* _What you have to do_:
For each line of the data below that holds "this", copy the line.

___ Provided records

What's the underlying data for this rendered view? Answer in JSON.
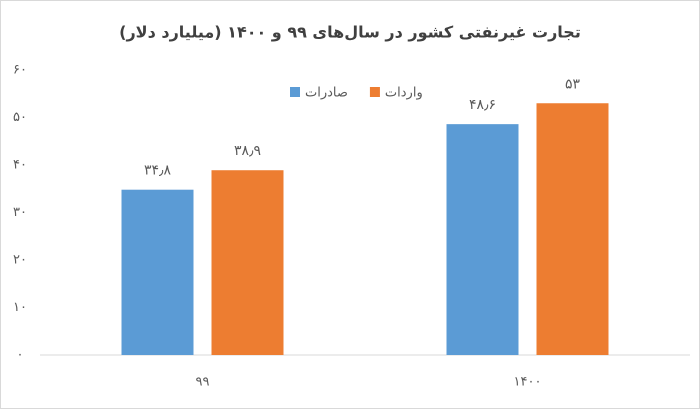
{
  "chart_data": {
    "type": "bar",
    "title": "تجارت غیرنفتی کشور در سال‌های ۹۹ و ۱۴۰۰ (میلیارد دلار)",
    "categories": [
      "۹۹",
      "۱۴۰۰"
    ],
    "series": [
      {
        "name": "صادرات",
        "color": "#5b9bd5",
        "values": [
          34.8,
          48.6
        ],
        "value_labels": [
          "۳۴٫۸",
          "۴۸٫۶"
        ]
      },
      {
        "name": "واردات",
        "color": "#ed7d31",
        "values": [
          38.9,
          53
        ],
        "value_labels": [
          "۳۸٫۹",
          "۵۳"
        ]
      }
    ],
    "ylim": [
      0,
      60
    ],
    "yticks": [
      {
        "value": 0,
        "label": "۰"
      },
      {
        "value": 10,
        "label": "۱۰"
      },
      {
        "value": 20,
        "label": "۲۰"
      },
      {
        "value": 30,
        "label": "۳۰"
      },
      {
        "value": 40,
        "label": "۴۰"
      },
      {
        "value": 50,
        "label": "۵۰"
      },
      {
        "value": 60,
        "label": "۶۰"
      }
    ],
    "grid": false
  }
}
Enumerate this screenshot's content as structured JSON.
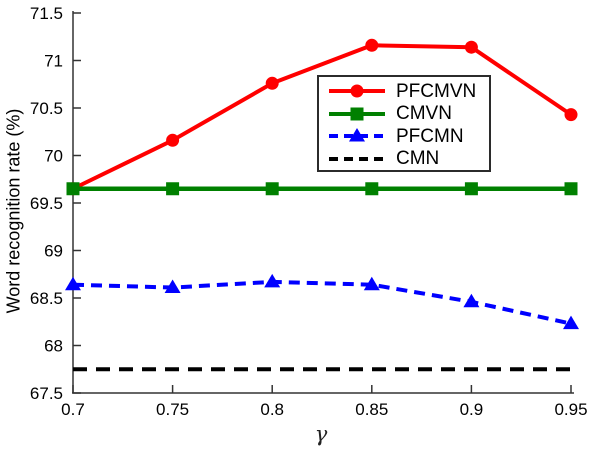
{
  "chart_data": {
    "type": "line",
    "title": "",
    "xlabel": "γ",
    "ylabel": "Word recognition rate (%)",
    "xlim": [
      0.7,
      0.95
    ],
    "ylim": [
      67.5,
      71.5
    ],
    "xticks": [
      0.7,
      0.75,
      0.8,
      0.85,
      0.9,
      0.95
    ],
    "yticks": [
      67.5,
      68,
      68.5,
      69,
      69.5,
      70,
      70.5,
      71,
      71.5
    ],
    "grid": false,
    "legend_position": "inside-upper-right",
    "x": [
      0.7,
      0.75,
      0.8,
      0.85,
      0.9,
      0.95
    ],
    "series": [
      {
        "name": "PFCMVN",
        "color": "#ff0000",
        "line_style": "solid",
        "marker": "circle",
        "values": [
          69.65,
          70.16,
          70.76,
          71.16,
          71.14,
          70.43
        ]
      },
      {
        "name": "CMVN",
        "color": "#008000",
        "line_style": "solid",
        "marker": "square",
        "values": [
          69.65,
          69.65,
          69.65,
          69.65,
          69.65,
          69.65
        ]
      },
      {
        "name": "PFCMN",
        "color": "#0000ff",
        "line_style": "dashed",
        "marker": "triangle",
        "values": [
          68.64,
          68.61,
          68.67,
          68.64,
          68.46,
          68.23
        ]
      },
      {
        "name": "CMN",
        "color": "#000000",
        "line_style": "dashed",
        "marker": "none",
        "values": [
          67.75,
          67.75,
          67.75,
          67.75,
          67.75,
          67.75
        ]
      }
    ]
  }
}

______

* _Reply_:
What's the underlying data for this rendered view? Answer in JSON.
Enumerate this screenshot's content as structured JSON.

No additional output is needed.